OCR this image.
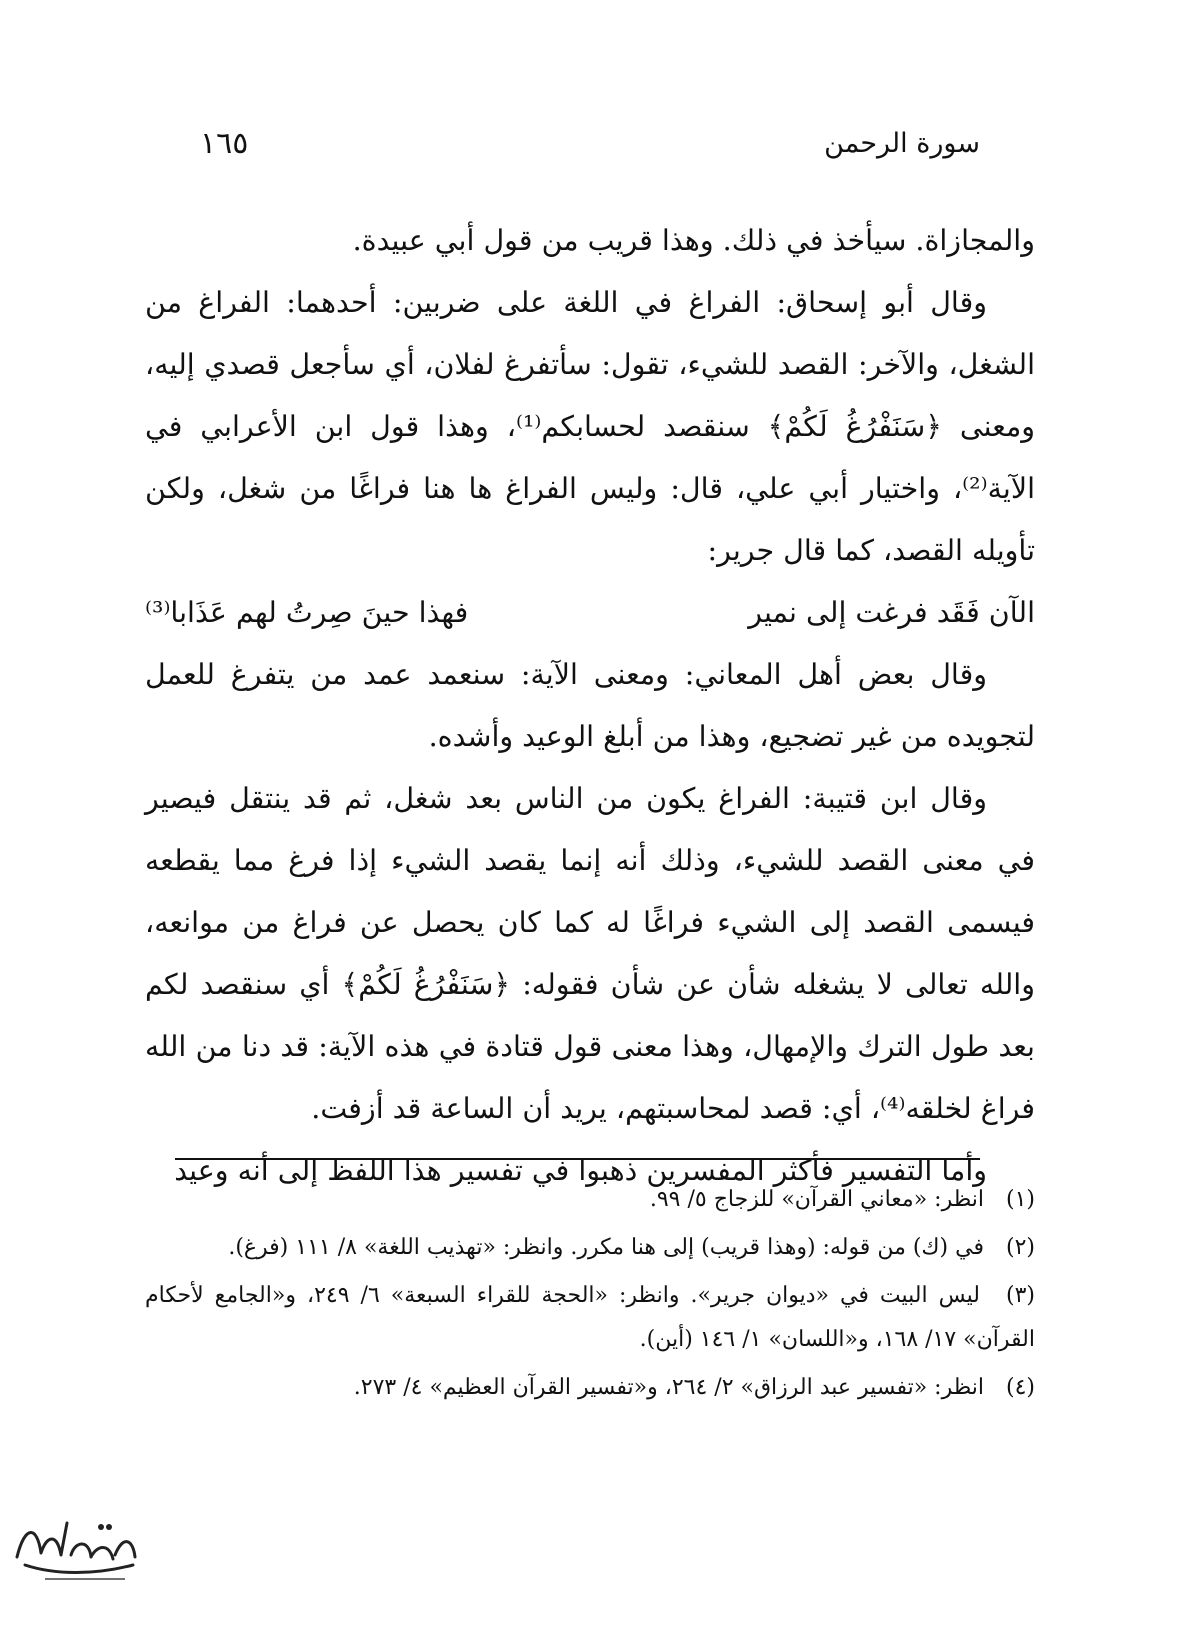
سورة الرحمن
١٦٥

والمجازاة. سيأخذ في ذلك. وهذا قريب من قول أبي عبيدة.

وقال أبو إسحاق: الفراغ في اللغة على ضربين: أحدهما: الفراغ من الشغل، والآخر: القصد للشيء، تقول: سأتفرغ لفلان، أي سأجعل قصدي إليه، ومعنى ﴿سَنَفْرُغُ لَكُمْ﴾ سنقصد لحسابكم⁽¹⁾، وهذا قول ابن الأعرابي في الآية⁽²⁾، واختيار أبي علي، قال: وليس الفراغ ها هنا فراغًا من شغل، ولكن تأويله القصد، كما قال جرير:

الآن فَقَد فرغت إلى نمير
فهذا حينَ صِرتُ لهم عَذَابا⁽³⁾

وقال بعض أهل المعاني: ومعنى الآية: سنعمد عمد من يتفرغ للعمل لتجويده من غير تضجيع، وهذا من أبلغ الوعيد وأشده.

وقال ابن قتيبة: الفراغ يكون من الناس بعد شغل، ثم قد ينتقل فيصير في معنى القصد للشيء، وذلك أنه إنما يقصد الشيء إذا فرغ مما يقطعه فيسمى القصد إلى الشيء فراغًا له كما كان يحصل عن فراغ من موانعه، والله تعالى لا يشغله شأن عن شأن فقوله: ﴿سَنَفْرُغُ لَكُمْ﴾ أي سنقصد لكم بعد طول الترك والإمهال، وهذا معنى قول قتادة في هذه الآية: قد دنا من الله فراغ لخلقه⁽⁴⁾، أي: قصد لمحاسبتهم، يريد أن الساعة قد أزفت.

وأما التفسير فأكثر المفسرين ذهبوا في تفسير هذا اللفظ إلى أنه وعيد

(١) انظر: «معاني القرآن» للزجاج ٥/ ٩٩.

(٢) في (ك) من قوله: (وهذا قريب) إلى هنا مكرر. وانظر: «تهذيب اللغة» ٨/ ١١١ (فرغ).

(٣) ليس البيت في «ديوان جرير». وانظر: «الحجة للقراء السبعة» ٦/ ٢٤٩، و«الجامع لأحكام القرآن» ١٧/ ١٦٨، و«اللسان» ١/ ١٤٦ (أين).

(٤) انظر: «تفسير عبد الرزاق» ٢/ ٢٦٤، و«تفسير القرآن العظيم» ٤/ ٢٧٣.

# # #

### [Prompt]
Copy all the entries word for word. Omit any pictures.

### [Response for this exercise]
OCR this image.
سورة الرحمن
١٦٥

والمجازاة. سيأخذ في ذلك. وهذا قريب من قول أبي عبيدة.

وقال أبو إسحاق: الفراغ في اللغة على ضربين: أحدهما: الفراغ من الشغل، والآخر: القصد للشيء، تقول: سأتفرغ لفلان، أي سأجعل قصدي إليه، ومعنى ﴿سَنَفْرُغُ لَكُمْ﴾ سنقصد لحسابكم⁽¹⁾، وهذا قول ابن الأعرابي في الآية⁽²⁾، واختيار أبي علي، قال: وليس الفراغ ها هنا فراغًا من شغل، ولكن تأويله القصد، كما قال جرير:

الآن فَقَد فرغت إلى نمير
فهذا حينَ صِرتُ لهم عَذَابا⁽³⁾

وقال بعض أهل المعاني: ومعنى الآية: سنعمد عمد من يتفرغ للعمل لتجويده من غير تضجيع، وهذا من أبلغ الوعيد وأشده.

وقال ابن قتيبة: الفراغ يكون من الناس بعد شغل، ثم قد ينتقل فيصير في معنى القصد للشيء، وذلك أنه إنما يقصد الشيء إذا فرغ مما يقطعه فيسمى القصد إلى الشيء فراغًا له كما كان يحصل عن فراغ من موانعه، والله تعالى لا يشغله شأن عن شأن فقوله: ﴿سَنَفْرُغُ لَكُمْ﴾ أي سنقصد لكم بعد طول الترك والإمهال، وهذا معنى قول قتادة في هذه الآية: قد دنا من الله فراغ لخلقه⁽⁴⁾، أي: قصد لمحاسبتهم، يريد أن الساعة قد أزفت.

وأما التفسير فأكثر المفسرين ذهبوا في تفسير هذا اللفظ إلى أنه وعيد

(١) انظر: «معاني القرآن» للزجاج ٥/ ٩٩.

(٢) في (ك) من قوله: (وهذا قريب) إلى هنا مكرر. وانظر: «تهذيب اللغة» ٨/ ١١١ (فرغ).

(٣) ليس البيت في «ديوان جرير». وانظر: «الحجة للقراء السبعة» ٦/ ٢٤٩، و«الجامع لأحكام القرآن» ١٧/ ١٦٨، و«اللسان» ١/ ١٤٦ (أين).

(٤) انظر: «تفسير عبد الرزاق» ٢/ ٢٦٤، و«تفسير القرآن العظيم» ٤/ ٢٧٣.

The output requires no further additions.